• **WHAT THIS TASK INVOLVES**:
Copy every one of the rows below word for word, and leave the pictures out.

• **SOURCE DATA**:
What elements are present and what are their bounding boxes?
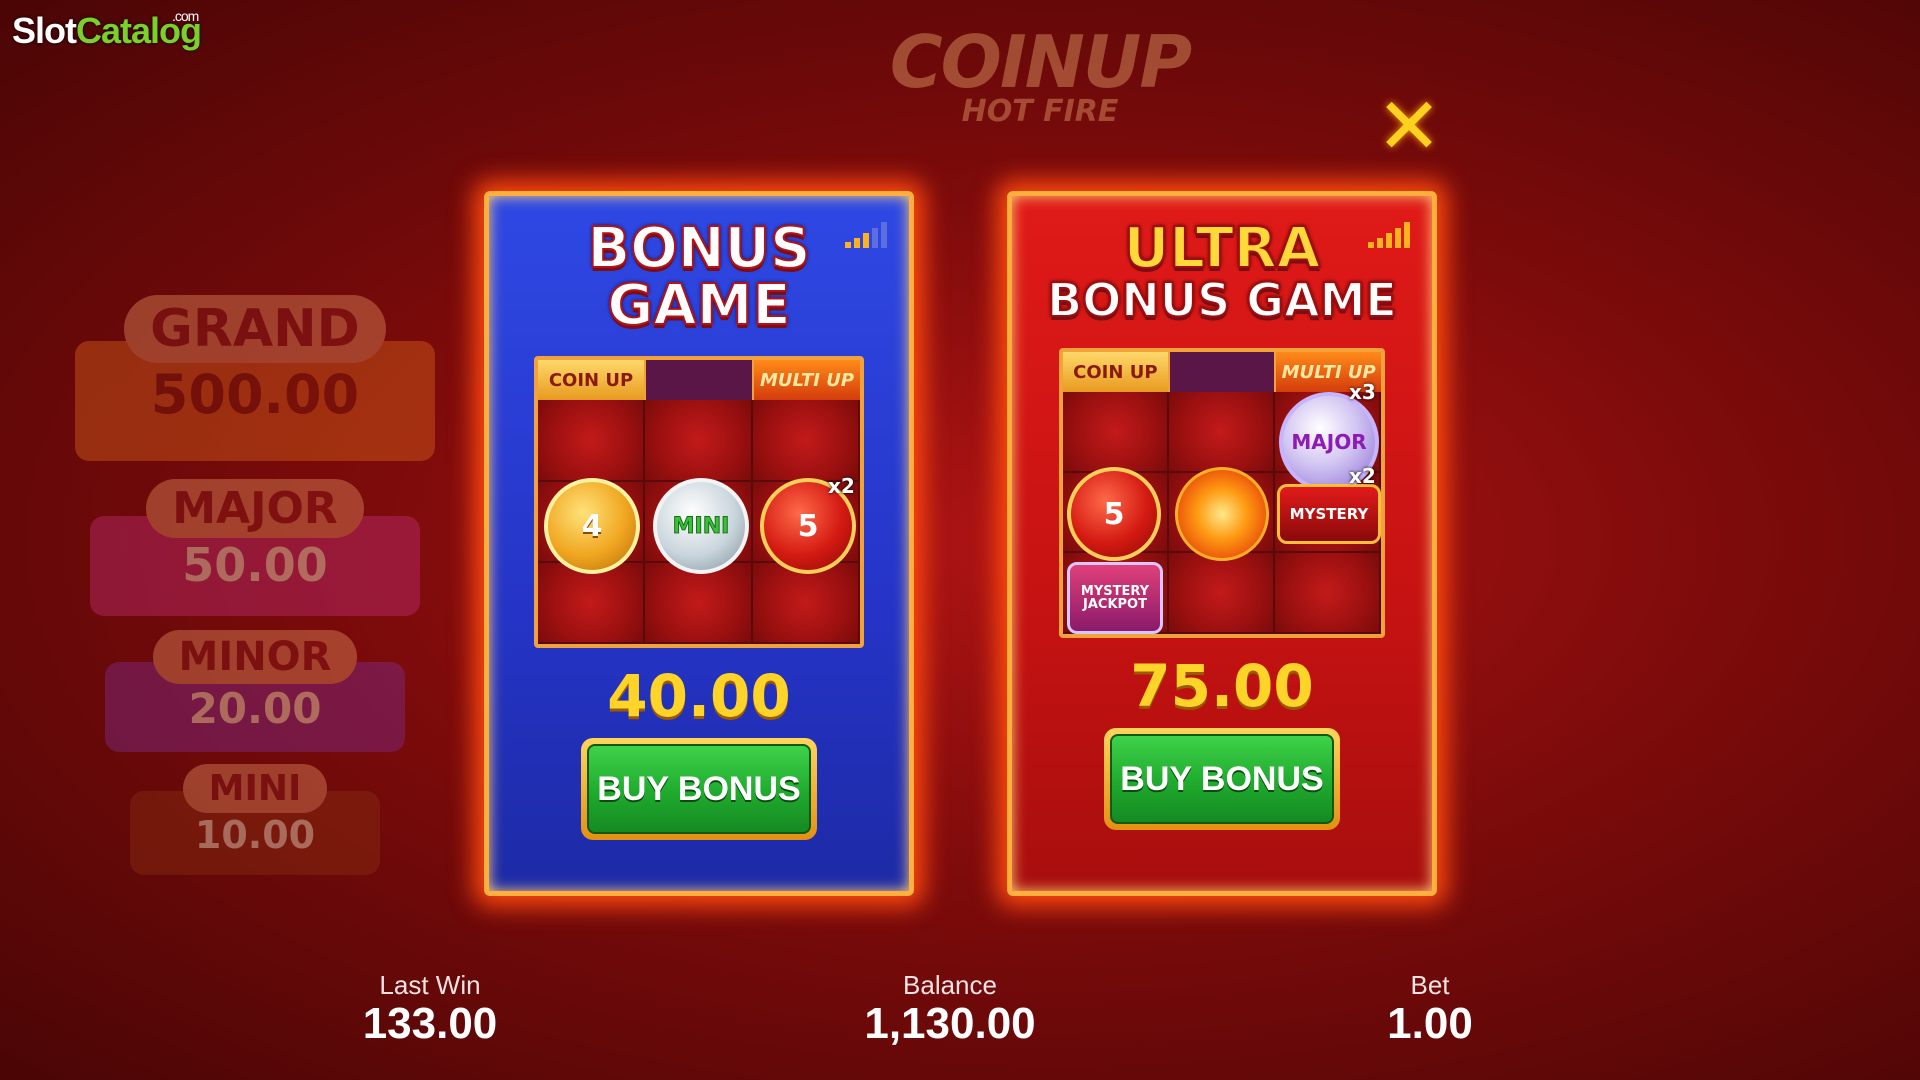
buy-bonus-label: BUY BONUS (587, 744, 811, 835)
bet-label: Bet (1410, 970, 1450, 1000)
watermark-part1: Slot (12, 10, 77, 51)
balance-value: 1,130.00 (864, 999, 1036, 1048)
bonus-game-title-line2: GAME (606, 273, 791, 339)
jackpot-mini: MINI 10.00 (130, 764, 380, 875)
bet-value: 1.00 (1387, 999, 1473, 1048)
fire-coin-icon (1175, 467, 1269, 562)
jackpot-table: GRAND 500.00 MAJOR 50.00 MINOR 20.00 MIN… (70, 295, 440, 875)
buy-bonus-button[interactable]: BUY BONUS (581, 738, 817, 841)
jackpot-major: MAJOR 50.00 (90, 479, 420, 616)
balance-label: Balance (903, 970, 997, 1000)
volatility-icon (1368, 220, 1410, 248)
mystery-multiplier-label: x2 (1349, 464, 1376, 489)
balance-display: Balance 1,130.00 (840, 970, 1060, 1049)
game-logo-title: COINUP (889, 20, 1192, 104)
buy-ultra-bonus-button[interactable]: BUY BONUS (1104, 728, 1340, 831)
bonus-game-preview-grid: COIN UP MULTI UP 4 MINI 5 x2 (534, 356, 864, 649)
close-button[interactable]: ✕ (1374, 88, 1444, 166)
ultra-bonus-game-title-line2: BONUS GAME (1046, 273, 1398, 328)
close-icon: ✕ (1376, 82, 1442, 172)
coin-up-label: COIN UP (538, 360, 646, 401)
multi-up-label: MULTI UP (754, 360, 860, 401)
mini-coin-icon: MINI (653, 478, 749, 575)
bonus-game-card: BONUS GAME COIN UP MULTI UP 4 MINI 5 x2 … (484, 191, 914, 896)
game-logo: COINUP HOT FIRE (880, 20, 1200, 129)
mystery-badge: MYSTERY (1277, 484, 1381, 545)
ultra-bonus-game-card: ULTRA BONUS GAME COIN UP MULTI UP MAJOR … (1007, 191, 1437, 896)
jackpot-grand-label: GRAND (124, 295, 386, 363)
last-win-value: 133.00 (362, 999, 498, 1048)
volatility-icon (845, 220, 887, 248)
jackpot-minor-label: MINOR (152, 630, 358, 684)
mystery-jackpot-badge: MYSTERY JACKPOT (1067, 562, 1163, 635)
jackpot-grand: GRAND 500.00 (75, 295, 435, 461)
gold-coin-icon: 4 (544, 478, 640, 575)
jackpot-major-label: MAJOR (146, 479, 364, 538)
ultra-bonus-preview-grid: COIN UP MULTI UP MAJOR x3 5 MYSTERY x2 M… (1059, 348, 1385, 639)
bet-display: Bet 1.00 (1380, 970, 1480, 1049)
last-win-display: Last Win 133.00 (330, 970, 530, 1049)
red-coin-icon: 5 (1067, 467, 1161, 562)
ultra-bonus-game-price: 75.00 (1130, 652, 1314, 721)
major-multiplier-label: x3 (1349, 380, 1376, 405)
multiplier-label: x2 (828, 474, 855, 499)
site-watermark: SlotCatalog .com (12, 8, 202, 52)
watermark-suffix: .com (172, 8, 199, 24)
last-win-label: Last Win (379, 970, 481, 1000)
buy-ultra-bonus-label: BUY BONUS (1110, 734, 1334, 825)
jackpot-mini-label: MINI (182, 764, 328, 813)
empty-header-cell (1169, 352, 1277, 393)
coin-up-label: COIN UP (1063, 352, 1170, 393)
bonus-game-price: 40.00 (607, 662, 791, 731)
empty-header-cell (646, 360, 754, 401)
jackpot-minor: MINOR 20.00 (105, 630, 405, 752)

• **TASK ANSWER**:
What elements are present and what are their bounding boxes?
buy-bonus-label: BUY BONUS (587, 744, 811, 835)
bet-label: Bet (1410, 970, 1450, 1000)
watermark-part1: Slot (12, 10, 77, 51)
balance-value: 1,130.00 (864, 999, 1036, 1048)
bonus-game-title-line2: GAME (606, 273, 791, 339)
jackpot-mini: MINI 10.00 (130, 764, 380, 875)
bet-value: 1.00 (1387, 999, 1473, 1048)
fire-coin-icon (1175, 467, 1269, 562)
jackpot-table: GRAND 500.00 MAJOR 50.00 MINOR 20.00 MIN… (70, 295, 440, 875)
buy-bonus-button[interactable]: BUY BONUS (581, 738, 817, 841)
jackpot-major: MAJOR 50.00 (90, 479, 420, 616)
balance-label: Balance (903, 970, 997, 1000)
volatility-icon (1368, 220, 1410, 248)
mystery-multiplier-label: x2 (1349, 464, 1376, 489)
balance-display: Balance 1,130.00 (840, 970, 1060, 1049)
game-logo-title: COINUP (889, 20, 1192, 104)
buy-ultra-bonus-button[interactable]: BUY BONUS (1104, 728, 1340, 831)
bonus-game-preview-grid: COIN UP MULTI UP 4 MINI 5 x2 (534, 356, 864, 649)
close-button[interactable]: ✕ (1374, 88, 1444, 166)
ultra-bonus-game-title-line2: BONUS GAME (1046, 273, 1398, 328)
close-icon: ✕ (1376, 82, 1442, 172)
coin-up-label: COIN UP (538, 360, 646, 401)
multi-up-label: MULTI UP (754, 360, 860, 401)
mini-coin-icon: MINI (653, 478, 749, 575)
bonus-game-card: BONUS GAME COIN UP MULTI UP 4 MINI 5 x2 … (484, 191, 914, 896)
game-logo: COINUP HOT FIRE (880, 20, 1200, 129)
mystery-badge: MYSTERY (1277, 484, 1381, 545)
ultra-bonus-game-card: ULTRA BONUS GAME COIN UP MULTI UP MAJOR … (1007, 191, 1437, 896)
jackpot-grand-label: GRAND (124, 295, 386, 363)
last-win-value: 133.00 (362, 999, 498, 1048)
volatility-icon (845, 220, 887, 248)
jackpot-minor-label: MINOR (152, 630, 358, 684)
mystery-jackpot-badge: MYSTERY JACKPOT (1067, 562, 1163, 635)
jackpot-grand: GRAND 500.00 (75, 295, 435, 461)
gold-coin-icon: 4 (544, 478, 640, 575)
jackpot-major-label: MAJOR (146, 479, 364, 538)
ultra-bonus-preview-grid: COIN UP MULTI UP MAJOR x3 5 MYSTERY x2 M… (1059, 348, 1385, 639)
bet-display: Bet 1.00 (1380, 970, 1480, 1049)
last-win-display: Last Win 133.00 (330, 970, 530, 1049)
red-coin-icon: 5 (1067, 467, 1161, 562)
ultra-bonus-game-price: 75.00 (1130, 652, 1314, 721)
major-multiplier-label: x3 (1349, 380, 1376, 405)
multiplier-label: x2 (828, 474, 855, 499)
site-watermark: SlotCatalog .com (12, 8, 202, 52)
watermark-suffix: .com (172, 8, 199, 24)
last-win-label: Last Win (379, 970, 481, 1000)
buy-ultra-bonus-label: BUY BONUS (1110, 734, 1334, 825)
jackpot-mini-label: MINI (182, 764, 328, 813)
empty-header-cell (1169, 352, 1277, 393)
coin-up-label: COIN UP (1063, 352, 1170, 393)
bonus-game-price: 40.00 (607, 662, 791, 731)
empty-header-cell (646, 360, 754, 401)
jackpot-minor: MINOR 20.00 (105, 630, 405, 752)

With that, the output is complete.